-- start of Text to read --
A Vega chip with 4096 shaders should be able to do quite a bit better than that. Remember, Fiji is severely bottlenecked in many games by its weak front-end, which is no better than Hawaii's. Raja Koduri admitted that this was a trade-off to fit it in the reticle limit on 28nm. A Vega chip won't have that problem, and should be able to actually make use of its 4096 shaders. Right now, Fury X is only ~16% faster than R9 390X at 1080p, despite having 45% more shaders. Even at 4K, it's only ~25% faster. If a better front end and improved scheduler let a 4096-shader card actually be 45% better than Hawaii, that alone would be a substantial improvement. On top of that, FinFET should allow far higher clock rates than we get now. Both Apple's A9 SoC and Nvidia's GP100 Tesla accelerator sport clock rates about 40% higher than their planar predecessors. GCN on 14LPP should be able to do ~1.4 GHz core clock without any stability problems; perf/watt may suffer a bit, but for high-end desktop cards, that will be an acceptable tradeoff as long as the overall power envelope stays in the 250-300W range.
 
Feb 19, 2009
10,457
10
76
Polaris 11 = 1,280 SP (~110mm2)
Polaris 10 = 2,560 SP (~232mm2)

Vega 11 = 3,840 SP (~360mm2)
Vega 10 = 5,120 SP (~500mm2)

Because of the block arrangement, SP per SM etc. That's my guess.

If you guys want to understand IPC gains, read the patent. It's an insane change.
-- end of Text to read --
— Challenge A —
Copy out the GPU forum thread in full, word for word.
The GPU forum thread above has no connection to the listing.
-- start of Data extract --
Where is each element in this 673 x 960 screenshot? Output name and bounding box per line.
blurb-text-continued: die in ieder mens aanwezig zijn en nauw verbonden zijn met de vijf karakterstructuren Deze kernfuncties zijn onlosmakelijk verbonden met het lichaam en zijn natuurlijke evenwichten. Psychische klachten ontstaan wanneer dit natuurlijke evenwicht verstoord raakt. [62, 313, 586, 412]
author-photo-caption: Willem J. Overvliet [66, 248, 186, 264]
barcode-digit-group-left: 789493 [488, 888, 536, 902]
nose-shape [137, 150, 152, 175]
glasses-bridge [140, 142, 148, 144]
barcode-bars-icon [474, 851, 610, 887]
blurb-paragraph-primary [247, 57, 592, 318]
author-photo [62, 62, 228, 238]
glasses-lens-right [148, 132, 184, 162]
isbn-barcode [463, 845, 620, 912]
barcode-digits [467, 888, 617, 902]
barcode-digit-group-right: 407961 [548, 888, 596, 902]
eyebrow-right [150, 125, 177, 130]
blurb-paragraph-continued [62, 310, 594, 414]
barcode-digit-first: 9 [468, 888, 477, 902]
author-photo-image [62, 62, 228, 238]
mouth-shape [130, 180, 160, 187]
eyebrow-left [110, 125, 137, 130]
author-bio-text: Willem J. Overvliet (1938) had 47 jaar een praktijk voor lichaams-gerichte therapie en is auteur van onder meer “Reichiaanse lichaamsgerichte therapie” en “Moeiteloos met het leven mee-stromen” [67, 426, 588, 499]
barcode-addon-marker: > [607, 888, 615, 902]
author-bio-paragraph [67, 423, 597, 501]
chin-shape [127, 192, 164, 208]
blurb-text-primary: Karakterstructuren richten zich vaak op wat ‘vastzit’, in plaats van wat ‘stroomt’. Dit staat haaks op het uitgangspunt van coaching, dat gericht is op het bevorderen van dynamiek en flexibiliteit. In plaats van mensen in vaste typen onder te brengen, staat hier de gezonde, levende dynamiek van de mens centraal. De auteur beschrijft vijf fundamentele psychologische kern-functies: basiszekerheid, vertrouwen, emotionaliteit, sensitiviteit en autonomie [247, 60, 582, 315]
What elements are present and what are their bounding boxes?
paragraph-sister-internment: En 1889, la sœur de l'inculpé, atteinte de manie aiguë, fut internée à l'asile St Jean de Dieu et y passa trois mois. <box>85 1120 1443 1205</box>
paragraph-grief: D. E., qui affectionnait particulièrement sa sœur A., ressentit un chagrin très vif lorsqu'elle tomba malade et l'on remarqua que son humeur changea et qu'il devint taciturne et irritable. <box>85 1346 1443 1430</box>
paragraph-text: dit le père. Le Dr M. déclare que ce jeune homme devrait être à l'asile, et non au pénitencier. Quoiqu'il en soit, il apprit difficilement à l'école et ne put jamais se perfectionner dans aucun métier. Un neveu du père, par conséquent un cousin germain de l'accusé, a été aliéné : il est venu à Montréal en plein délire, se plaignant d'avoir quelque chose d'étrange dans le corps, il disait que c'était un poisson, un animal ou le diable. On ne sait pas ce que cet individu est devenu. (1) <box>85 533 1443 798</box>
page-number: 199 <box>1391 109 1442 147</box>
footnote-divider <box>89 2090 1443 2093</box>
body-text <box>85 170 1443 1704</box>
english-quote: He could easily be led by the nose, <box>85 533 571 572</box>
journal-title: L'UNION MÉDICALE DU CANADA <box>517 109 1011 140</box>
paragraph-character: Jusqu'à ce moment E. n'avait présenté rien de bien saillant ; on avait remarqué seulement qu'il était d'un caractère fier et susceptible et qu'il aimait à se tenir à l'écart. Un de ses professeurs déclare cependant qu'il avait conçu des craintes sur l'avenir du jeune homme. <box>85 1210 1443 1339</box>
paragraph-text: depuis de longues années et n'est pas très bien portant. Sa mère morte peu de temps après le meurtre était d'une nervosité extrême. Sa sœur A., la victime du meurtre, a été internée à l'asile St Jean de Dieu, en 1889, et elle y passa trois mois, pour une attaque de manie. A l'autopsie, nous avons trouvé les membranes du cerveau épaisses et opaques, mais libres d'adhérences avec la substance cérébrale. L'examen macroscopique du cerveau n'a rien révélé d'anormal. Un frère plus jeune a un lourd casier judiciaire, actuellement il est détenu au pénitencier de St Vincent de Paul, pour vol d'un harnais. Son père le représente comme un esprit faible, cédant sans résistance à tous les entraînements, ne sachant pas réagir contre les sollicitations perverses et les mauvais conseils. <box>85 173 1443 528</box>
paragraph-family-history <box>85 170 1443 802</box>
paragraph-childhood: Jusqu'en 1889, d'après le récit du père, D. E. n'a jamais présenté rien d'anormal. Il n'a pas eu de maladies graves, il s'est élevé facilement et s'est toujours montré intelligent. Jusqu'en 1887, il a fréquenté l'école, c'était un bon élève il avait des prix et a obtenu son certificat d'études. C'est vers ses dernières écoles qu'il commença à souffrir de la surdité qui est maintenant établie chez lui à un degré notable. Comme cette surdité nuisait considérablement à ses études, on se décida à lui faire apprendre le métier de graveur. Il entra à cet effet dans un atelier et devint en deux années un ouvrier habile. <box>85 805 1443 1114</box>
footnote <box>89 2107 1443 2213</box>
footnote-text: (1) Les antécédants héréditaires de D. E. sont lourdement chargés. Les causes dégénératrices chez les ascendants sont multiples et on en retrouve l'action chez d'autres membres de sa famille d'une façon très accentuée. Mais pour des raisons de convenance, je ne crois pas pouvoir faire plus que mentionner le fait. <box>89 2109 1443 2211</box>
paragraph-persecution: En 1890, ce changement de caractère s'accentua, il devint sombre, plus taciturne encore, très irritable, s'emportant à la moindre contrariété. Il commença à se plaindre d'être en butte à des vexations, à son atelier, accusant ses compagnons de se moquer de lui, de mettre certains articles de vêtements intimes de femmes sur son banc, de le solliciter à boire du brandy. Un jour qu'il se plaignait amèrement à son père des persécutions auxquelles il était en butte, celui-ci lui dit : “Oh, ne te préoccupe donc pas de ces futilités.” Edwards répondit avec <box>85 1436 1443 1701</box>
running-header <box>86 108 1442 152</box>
-- end of Data extract --
— Challenge B —
Give the lines of the listing as a numbered list, beginning at its first line and stopping after the line that contains "glasses-lens-right [148, 132, 184, 162]". Leave out any blank lines.

— Complete answer A —
A Vega chip with 4096 shaders should be able to do quite a bit better than that. Remember, Fiji is severely bottlenecked in many games by its weak front-end, which is no better than Hawaii's. Raja Koduri admitted that this was a trade-off to fit it in the reticle limit on 28nm. A Vega chip won't have that problem, and should be able to actually make use of its 4096 shaders. Right now, Fury X is only ~16% faster than R9 390X at 1080p, despite having 45% more shaders. Even at 4K, it's only ~25% faster. If a better front end and improved scheduler let a 4096-shader card actually be 45% better than Hawaii, that alone would be a substantial improvement. On top of that, FinFET should allow far higher clock rates than we get now. Both Apple's A9 SoC and Nvidia's GP100 Tesla accelerator sport clock rates about 40% higher than their planar predecessors. GCN on 14LPP should be able to do ~1.4 GHz core clock without any stability problems; perf/watt may suffer a bit, but for high-end desktop cards, that will be an acceptable tradeoff as long as the overall power envelope stays in the 250-300W range.
 
Feb 19, 2009
10,457
10
76
Polaris 11 = 1,280 SP (~110mm2)
Polaris 10 = 2,560 SP (~232mm2)

Vega 11 = 3,840 SP (~360mm2)
Vega 10 = 5,120 SP (~500mm2)

Because of the block arrangement, SP per SM etc. That's my guess.

If you guys want to understand IPC gains, read the patent. It's an insane change.

— Complete answer B —
1. Where is each element in this 673 x 960 screenshot? Output name and bounding box per line.
2. blurb-text-continued: die in ieder mens aanwezig zijn en nauw verbonden zijn met de vijf karakterstructuren Deze kernfuncties zijn onlosmakelijk verbonden met het lichaam en zijn natuurlijke evenwichten. Psychische klachten ontstaan wanneer dit natuurlijke evenwicht verstoord raakt. [62, 313, 586, 412]
3. author-photo-caption: Willem J. Overvliet [66, 248, 186, 264]
4. barcode-digit-group-left: 789493 [488, 888, 536, 902]
5. nose-shape [137, 150, 152, 175]
6. glasses-bridge [140, 142, 148, 144]
7. barcode-bars-icon [474, 851, 610, 887]
8. blurb-paragraph-primary [247, 57, 592, 318]
9. author-photo [62, 62, 228, 238]
10. glasses-lens-right [148, 132, 184, 162]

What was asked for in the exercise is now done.